● **What to work on**: The records below need retyping in full; give them again exactly.
+---+
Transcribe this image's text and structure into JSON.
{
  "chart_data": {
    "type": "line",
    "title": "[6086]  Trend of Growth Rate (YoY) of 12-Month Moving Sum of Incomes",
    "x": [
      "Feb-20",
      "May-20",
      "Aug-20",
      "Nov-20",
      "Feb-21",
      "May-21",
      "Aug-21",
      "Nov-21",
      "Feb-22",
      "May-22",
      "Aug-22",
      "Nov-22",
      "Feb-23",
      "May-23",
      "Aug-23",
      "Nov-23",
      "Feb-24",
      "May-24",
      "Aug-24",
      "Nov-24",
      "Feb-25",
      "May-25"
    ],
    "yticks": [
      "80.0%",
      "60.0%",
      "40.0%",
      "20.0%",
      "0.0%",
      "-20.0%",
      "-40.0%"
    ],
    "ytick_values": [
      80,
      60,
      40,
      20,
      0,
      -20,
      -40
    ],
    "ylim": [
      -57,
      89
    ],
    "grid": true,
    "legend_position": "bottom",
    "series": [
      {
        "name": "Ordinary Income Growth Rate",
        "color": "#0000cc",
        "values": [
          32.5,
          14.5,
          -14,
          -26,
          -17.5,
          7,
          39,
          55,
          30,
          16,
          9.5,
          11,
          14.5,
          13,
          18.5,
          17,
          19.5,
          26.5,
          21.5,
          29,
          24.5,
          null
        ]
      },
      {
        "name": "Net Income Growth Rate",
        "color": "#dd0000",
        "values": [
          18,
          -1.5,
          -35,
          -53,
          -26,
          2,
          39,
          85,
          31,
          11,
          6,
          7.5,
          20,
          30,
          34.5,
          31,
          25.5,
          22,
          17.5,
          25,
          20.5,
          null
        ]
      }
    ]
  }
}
+---+
● **Expected answer**:
Transcribe this image's text and structure into JSON.
{
  "chart_data": {
    "type": "line",
    "title": "[6086]  Trend of Growth Rate (YoY) of 12-Month Moving Sum of Incomes",
    "x": [
      "Feb-20",
      "May-20",
      "Aug-20",
      "Nov-20",
      "Feb-21",
      "May-21",
      "Aug-21",
      "Nov-21",
      "Feb-22",
      "May-22",
      "Aug-22",
      "Nov-22",
      "Feb-23",
      "May-23",
      "Aug-23",
      "Nov-23",
      "Feb-24",
      "May-24",
      "Aug-24",
      "Nov-24",
      "Feb-25",
      "May-25"
    ],
    "yticks": [
      "80.0%",
      "60.0%",
      "40.0%",
      "20.0%",
      "0.0%",
      "-20.0%",
      "-40.0%"
    ],
    "ytick_values": [
      80,
      60,
      40,
      20,
      0,
      -20,
      -40
    ],
    "ylim": [
      -57,
      89
    ],
    "grid": true,
    "legend_position": "bottom",
    "series": [
      {
        "name": "Ordinary Income Growth Rate",
        "color": "#0000cc",
        "values": [
          32.5,
          14.5,
          -14,
          -26,
          -17.5,
          7,
          39,
          55,
          30,
          16,
          9.5,
          11,
          14.5,
          13,
          18.5,
          17,
          19.5,
          26.5,
          21.5,
          29,
          24.5,
          null
        ]
      },
      {
        "name": "Net Income Growth Rate",
        "color": "#dd0000",
        "values": [
          18,
          -1.5,
          -35,
          -53,
          -26,
          2,
          39,
          85,
          31,
          11,
          6,
          7.5,
          20,
          30,
          34.5,
          31,
          25.5,
          22,
          17.5,
          25,
          20.5,
          null
        ]
      }
    ]
  }
}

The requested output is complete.